Dataset records:
● ● ●
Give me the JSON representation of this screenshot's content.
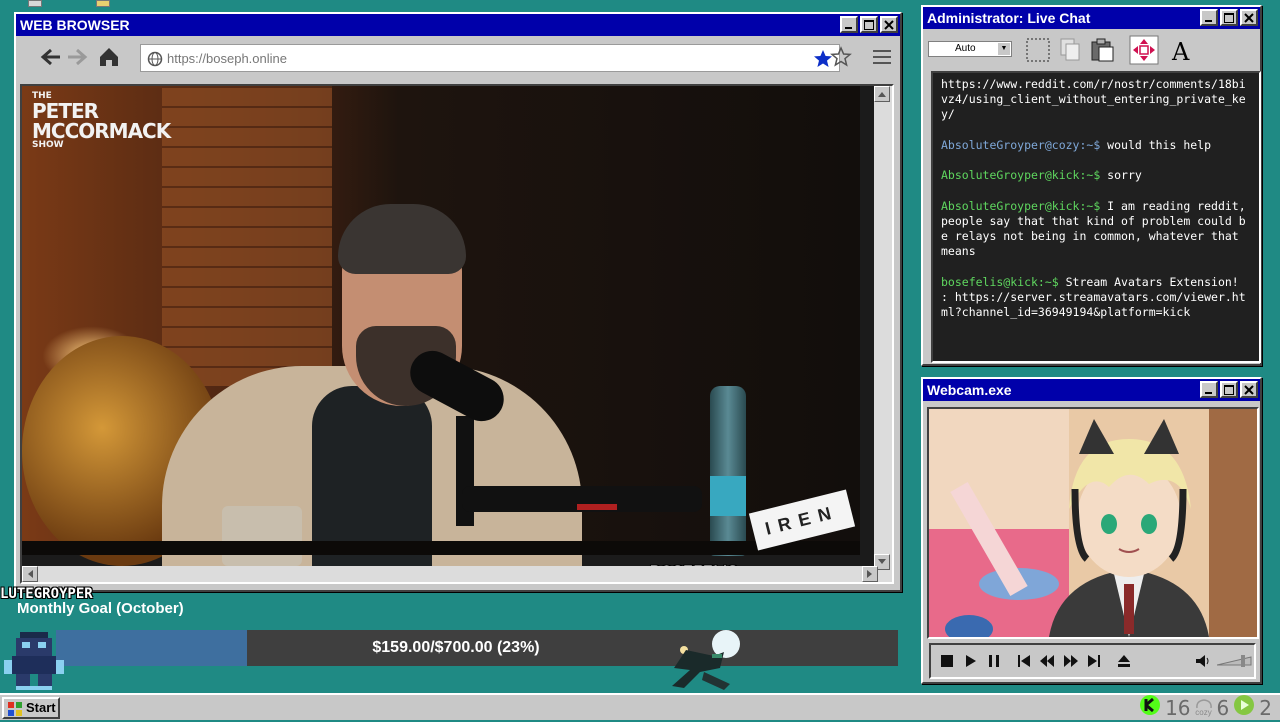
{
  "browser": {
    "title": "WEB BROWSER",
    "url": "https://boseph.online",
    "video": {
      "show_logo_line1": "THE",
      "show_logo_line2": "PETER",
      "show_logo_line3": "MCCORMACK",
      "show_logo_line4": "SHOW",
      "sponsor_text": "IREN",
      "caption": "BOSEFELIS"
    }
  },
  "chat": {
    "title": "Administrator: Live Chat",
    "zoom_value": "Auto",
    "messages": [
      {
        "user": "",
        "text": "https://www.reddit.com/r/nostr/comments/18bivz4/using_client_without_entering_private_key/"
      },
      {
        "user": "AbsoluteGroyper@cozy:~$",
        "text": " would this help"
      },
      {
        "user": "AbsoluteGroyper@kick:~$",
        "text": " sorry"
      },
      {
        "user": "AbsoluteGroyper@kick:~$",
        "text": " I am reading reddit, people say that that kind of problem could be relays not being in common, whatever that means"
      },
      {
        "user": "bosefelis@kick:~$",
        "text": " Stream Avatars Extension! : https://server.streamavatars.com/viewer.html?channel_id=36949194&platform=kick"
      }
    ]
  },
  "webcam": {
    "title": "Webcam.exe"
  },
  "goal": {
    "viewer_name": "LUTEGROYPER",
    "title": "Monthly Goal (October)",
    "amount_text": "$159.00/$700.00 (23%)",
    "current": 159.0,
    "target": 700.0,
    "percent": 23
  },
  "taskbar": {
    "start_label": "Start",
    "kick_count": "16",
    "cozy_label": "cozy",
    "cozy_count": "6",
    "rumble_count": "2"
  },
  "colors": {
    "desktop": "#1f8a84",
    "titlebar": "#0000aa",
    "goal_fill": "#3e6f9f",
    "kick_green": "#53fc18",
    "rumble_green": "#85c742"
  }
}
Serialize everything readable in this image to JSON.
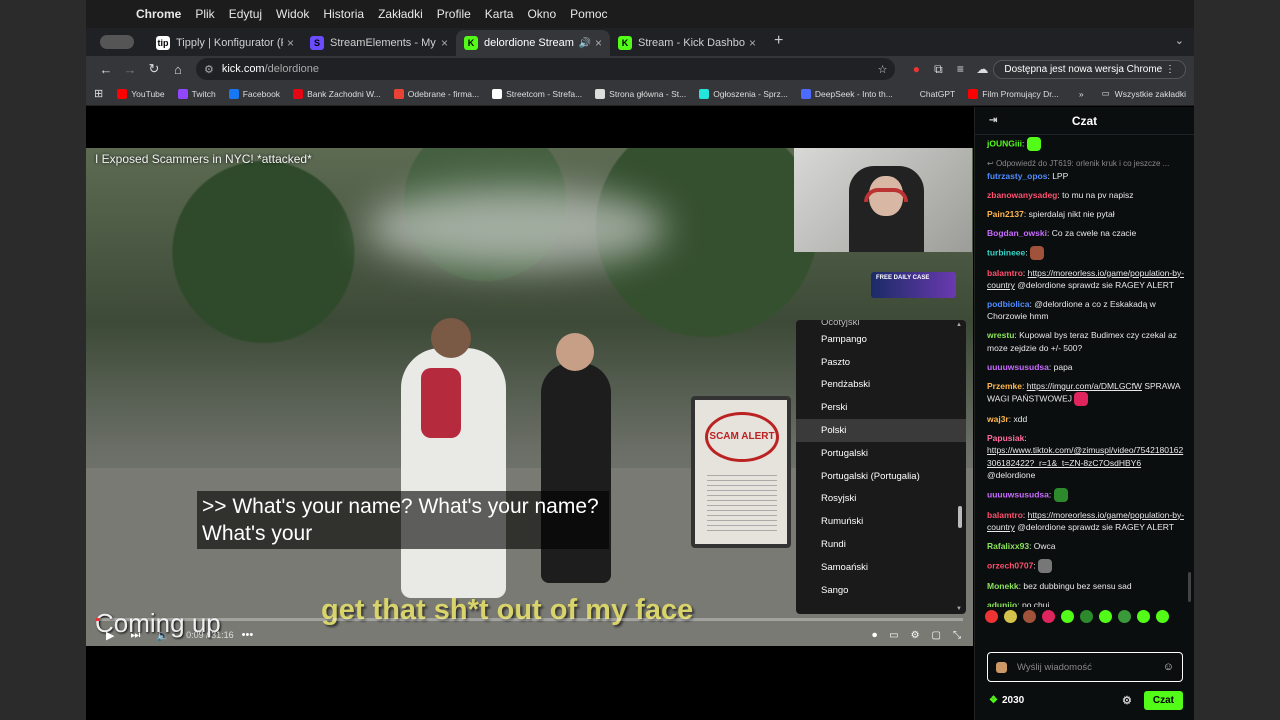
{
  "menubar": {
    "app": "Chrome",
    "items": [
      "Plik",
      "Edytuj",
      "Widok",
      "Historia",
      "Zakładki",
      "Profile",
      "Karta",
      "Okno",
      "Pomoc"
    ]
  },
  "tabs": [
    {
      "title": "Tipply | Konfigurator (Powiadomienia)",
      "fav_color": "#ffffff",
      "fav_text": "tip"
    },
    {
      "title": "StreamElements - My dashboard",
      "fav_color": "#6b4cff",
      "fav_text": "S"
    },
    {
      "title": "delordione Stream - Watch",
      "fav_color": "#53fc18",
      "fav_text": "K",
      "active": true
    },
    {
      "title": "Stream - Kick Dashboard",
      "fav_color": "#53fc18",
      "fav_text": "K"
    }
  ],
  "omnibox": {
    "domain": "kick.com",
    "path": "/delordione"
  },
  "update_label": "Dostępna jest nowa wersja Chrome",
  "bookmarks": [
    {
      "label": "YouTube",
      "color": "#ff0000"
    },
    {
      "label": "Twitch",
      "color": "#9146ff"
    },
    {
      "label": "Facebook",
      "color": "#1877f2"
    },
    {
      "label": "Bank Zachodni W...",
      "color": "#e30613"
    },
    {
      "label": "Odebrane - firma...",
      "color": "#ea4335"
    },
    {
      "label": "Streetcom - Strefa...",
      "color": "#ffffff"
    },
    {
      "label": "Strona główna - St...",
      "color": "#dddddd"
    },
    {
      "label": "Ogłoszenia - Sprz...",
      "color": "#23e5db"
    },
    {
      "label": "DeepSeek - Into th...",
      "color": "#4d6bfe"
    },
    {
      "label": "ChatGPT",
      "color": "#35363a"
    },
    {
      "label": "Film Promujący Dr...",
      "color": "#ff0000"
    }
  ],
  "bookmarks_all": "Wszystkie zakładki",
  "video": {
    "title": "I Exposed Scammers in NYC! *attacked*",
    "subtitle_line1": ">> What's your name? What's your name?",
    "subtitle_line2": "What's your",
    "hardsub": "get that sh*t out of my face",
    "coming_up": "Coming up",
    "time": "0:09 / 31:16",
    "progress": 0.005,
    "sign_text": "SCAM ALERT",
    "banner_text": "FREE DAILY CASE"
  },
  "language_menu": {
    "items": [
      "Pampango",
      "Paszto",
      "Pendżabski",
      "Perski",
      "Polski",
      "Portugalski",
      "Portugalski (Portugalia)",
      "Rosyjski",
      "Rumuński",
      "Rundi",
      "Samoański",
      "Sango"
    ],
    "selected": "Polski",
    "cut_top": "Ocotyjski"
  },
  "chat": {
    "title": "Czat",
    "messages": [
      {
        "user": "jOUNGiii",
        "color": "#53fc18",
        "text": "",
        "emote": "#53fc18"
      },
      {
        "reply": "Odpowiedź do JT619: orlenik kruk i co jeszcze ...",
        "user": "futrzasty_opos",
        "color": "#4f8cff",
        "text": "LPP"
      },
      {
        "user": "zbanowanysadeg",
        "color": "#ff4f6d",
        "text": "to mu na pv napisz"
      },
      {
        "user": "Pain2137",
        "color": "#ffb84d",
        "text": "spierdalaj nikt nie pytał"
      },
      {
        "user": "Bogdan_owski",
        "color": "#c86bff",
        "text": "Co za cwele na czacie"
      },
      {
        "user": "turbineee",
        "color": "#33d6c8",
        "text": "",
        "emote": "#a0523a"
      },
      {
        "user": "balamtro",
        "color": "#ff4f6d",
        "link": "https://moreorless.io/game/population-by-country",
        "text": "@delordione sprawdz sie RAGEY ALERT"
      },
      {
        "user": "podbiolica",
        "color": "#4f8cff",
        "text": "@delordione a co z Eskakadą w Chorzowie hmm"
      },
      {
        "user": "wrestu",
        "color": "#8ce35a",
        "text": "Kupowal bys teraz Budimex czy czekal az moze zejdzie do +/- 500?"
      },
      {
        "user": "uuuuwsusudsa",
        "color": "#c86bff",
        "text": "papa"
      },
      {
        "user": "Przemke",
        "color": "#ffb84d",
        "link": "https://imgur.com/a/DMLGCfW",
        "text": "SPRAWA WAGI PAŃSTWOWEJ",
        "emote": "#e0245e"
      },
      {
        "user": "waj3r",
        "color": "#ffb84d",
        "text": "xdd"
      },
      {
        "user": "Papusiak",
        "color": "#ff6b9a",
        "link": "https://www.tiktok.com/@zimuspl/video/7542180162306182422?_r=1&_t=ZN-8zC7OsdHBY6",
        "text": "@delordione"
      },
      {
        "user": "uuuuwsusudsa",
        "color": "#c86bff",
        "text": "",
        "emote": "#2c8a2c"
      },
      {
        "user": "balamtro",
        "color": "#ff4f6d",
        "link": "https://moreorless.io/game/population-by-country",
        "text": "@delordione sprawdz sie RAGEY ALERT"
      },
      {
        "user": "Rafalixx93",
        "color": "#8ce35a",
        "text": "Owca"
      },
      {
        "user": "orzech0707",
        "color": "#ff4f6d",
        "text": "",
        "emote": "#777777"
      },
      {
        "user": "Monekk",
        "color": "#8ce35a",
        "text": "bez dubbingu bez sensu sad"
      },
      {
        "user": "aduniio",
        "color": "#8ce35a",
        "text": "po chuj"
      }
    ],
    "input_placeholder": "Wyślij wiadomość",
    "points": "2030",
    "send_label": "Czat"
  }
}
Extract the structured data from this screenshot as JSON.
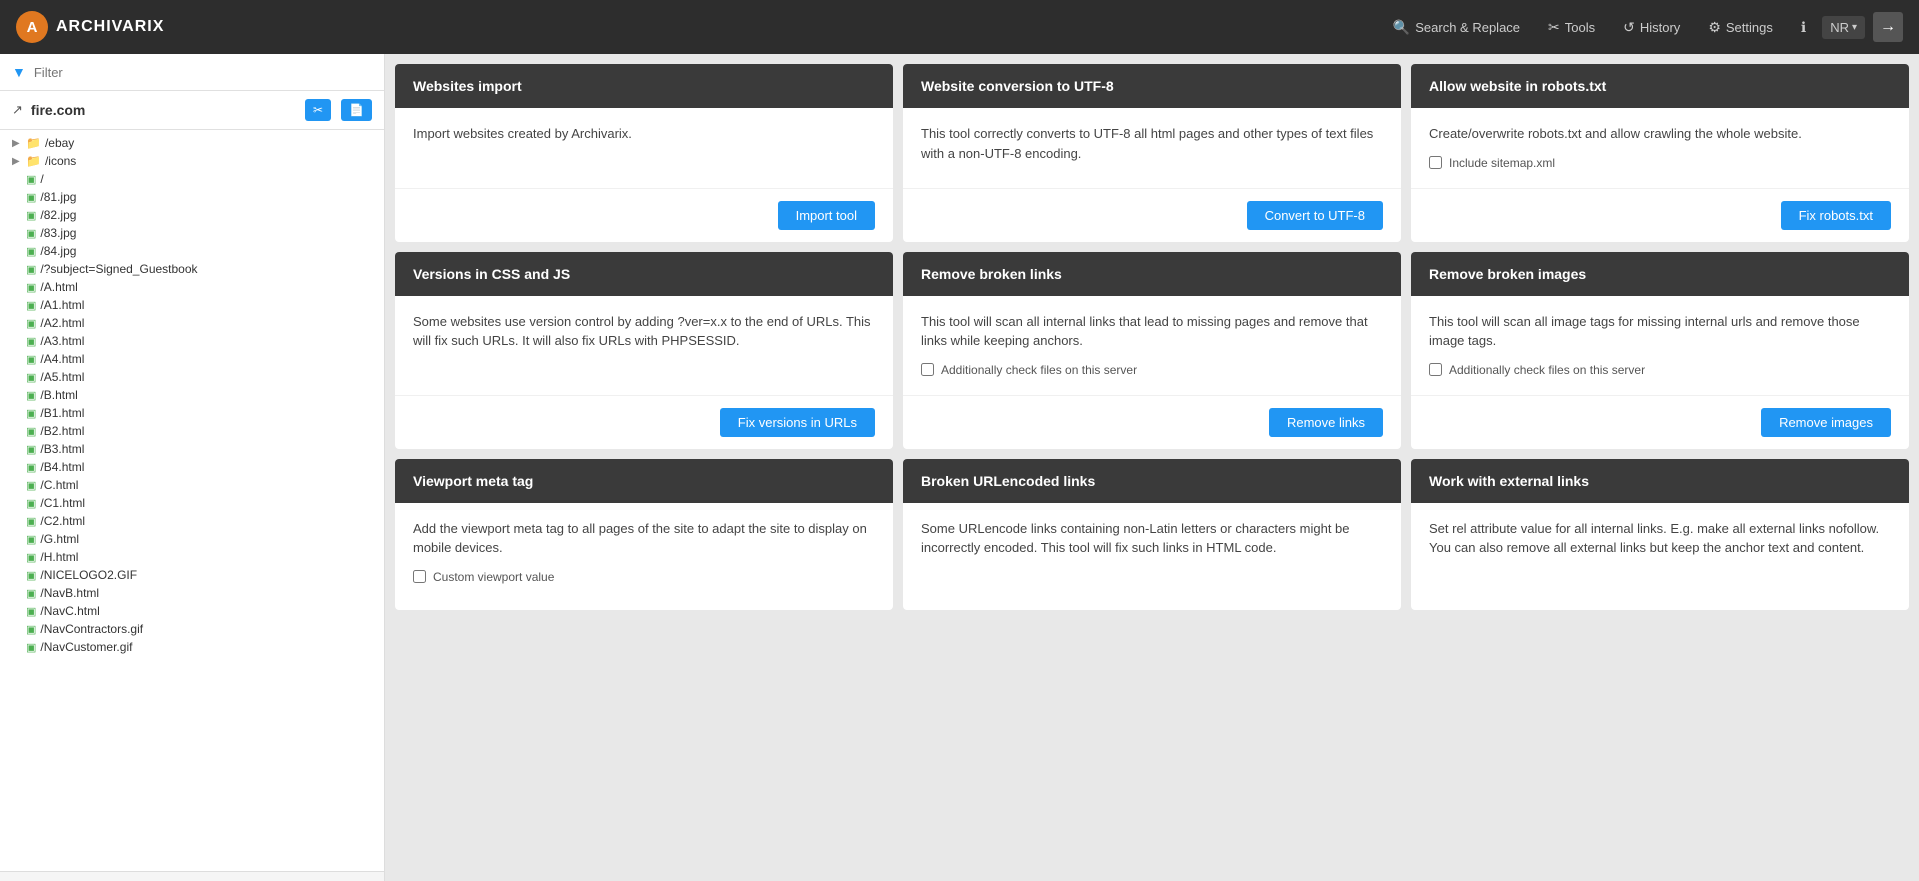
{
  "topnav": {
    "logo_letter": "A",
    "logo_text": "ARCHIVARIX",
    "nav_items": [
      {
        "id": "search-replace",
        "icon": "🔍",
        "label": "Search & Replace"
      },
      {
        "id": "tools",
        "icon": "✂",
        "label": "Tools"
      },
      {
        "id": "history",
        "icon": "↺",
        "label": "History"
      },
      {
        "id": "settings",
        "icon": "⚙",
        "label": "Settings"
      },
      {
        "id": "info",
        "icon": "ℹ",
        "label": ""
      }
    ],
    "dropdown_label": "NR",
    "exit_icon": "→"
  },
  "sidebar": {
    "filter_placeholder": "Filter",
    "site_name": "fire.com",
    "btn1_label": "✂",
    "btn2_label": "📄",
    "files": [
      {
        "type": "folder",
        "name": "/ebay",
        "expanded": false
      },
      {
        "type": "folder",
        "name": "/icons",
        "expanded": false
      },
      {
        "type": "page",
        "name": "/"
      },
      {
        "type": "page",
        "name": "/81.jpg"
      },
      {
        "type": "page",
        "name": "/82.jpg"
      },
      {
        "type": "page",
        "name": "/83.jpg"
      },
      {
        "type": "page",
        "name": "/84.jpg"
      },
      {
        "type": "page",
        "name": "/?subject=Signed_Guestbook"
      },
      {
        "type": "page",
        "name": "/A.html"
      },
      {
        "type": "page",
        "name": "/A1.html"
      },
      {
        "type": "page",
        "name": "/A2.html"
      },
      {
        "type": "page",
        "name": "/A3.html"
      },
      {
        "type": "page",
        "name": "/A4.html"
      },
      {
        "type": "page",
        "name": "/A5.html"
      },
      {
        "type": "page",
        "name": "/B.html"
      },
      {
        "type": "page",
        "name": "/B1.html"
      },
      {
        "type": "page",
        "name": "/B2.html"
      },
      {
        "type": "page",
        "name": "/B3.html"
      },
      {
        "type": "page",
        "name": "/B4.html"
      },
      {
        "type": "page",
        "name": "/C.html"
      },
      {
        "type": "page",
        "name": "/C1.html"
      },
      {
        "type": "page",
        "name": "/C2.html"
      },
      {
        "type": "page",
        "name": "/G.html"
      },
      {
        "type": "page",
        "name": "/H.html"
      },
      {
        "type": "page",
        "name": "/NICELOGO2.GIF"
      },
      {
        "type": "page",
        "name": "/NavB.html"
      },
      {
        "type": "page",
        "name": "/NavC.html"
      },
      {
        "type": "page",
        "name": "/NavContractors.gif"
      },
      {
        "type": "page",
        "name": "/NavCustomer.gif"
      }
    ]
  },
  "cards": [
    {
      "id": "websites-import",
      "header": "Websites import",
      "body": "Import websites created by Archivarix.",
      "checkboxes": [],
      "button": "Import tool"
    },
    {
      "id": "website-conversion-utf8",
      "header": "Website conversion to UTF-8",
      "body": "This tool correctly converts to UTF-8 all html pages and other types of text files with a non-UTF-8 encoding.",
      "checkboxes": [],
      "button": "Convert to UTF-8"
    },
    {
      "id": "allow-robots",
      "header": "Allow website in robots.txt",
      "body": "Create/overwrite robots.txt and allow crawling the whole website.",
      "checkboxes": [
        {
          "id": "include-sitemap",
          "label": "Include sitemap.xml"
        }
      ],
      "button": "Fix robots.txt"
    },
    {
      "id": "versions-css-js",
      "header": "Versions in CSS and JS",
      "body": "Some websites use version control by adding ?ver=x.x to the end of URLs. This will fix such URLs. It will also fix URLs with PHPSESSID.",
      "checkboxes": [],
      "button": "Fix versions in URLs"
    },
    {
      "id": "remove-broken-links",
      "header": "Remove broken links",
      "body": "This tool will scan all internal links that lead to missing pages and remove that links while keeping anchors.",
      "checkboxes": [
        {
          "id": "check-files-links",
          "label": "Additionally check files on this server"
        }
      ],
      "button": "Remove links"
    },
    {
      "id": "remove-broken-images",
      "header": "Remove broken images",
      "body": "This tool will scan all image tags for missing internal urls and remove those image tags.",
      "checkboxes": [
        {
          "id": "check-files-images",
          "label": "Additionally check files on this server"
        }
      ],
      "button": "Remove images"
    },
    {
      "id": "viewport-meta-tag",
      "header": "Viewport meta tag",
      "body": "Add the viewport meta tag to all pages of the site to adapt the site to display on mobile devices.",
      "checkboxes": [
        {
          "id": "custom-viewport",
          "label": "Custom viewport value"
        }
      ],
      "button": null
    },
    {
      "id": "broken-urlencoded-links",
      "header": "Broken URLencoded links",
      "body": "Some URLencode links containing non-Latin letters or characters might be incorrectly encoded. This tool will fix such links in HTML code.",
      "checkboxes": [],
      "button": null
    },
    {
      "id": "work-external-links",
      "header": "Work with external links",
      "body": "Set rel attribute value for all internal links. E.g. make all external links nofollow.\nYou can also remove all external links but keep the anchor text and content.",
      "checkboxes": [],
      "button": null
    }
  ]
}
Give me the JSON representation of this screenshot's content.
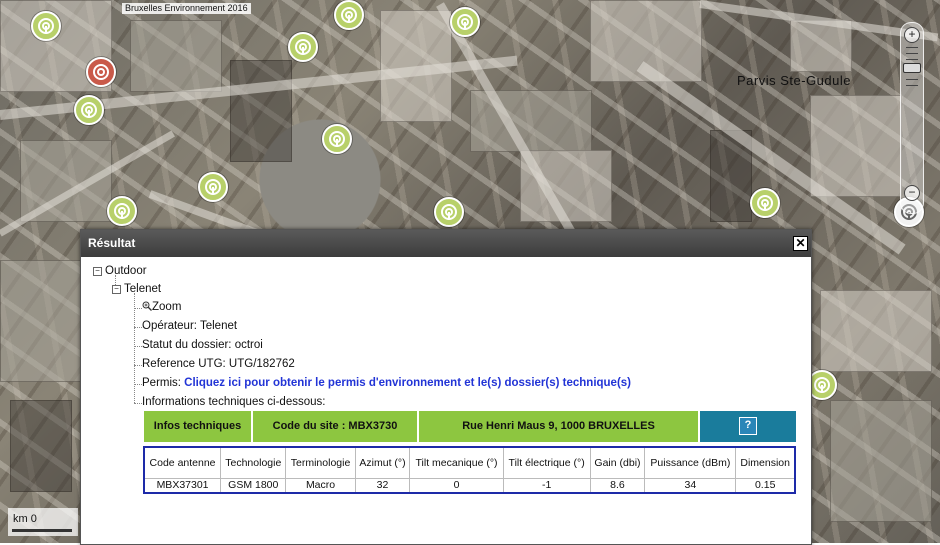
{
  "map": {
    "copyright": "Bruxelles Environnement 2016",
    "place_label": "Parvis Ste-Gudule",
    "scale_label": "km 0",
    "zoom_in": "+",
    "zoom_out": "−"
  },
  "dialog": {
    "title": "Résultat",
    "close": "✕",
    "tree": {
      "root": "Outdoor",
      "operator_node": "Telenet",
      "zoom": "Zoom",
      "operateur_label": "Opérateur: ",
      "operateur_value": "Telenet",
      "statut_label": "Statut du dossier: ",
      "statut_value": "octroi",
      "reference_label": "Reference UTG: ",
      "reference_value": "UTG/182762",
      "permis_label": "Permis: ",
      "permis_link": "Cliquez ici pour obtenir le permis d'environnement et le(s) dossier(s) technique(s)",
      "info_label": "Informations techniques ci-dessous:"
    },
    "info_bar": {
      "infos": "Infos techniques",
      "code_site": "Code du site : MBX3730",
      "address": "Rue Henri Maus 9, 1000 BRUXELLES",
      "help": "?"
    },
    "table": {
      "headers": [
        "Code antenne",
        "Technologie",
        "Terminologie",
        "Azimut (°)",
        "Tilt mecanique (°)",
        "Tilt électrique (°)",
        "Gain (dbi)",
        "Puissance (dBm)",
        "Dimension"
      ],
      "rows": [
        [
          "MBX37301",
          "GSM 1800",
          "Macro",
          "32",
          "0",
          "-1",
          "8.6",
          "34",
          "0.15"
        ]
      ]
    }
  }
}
● ● ●
#### INSTRUCTIONS TO FOLLOW
Locate each line with the word "conversion" and copy it.

#### THE COMPLETED TASK
      "id": "website-conversion-utf8",
      "header": "Website conversion to UTF-8",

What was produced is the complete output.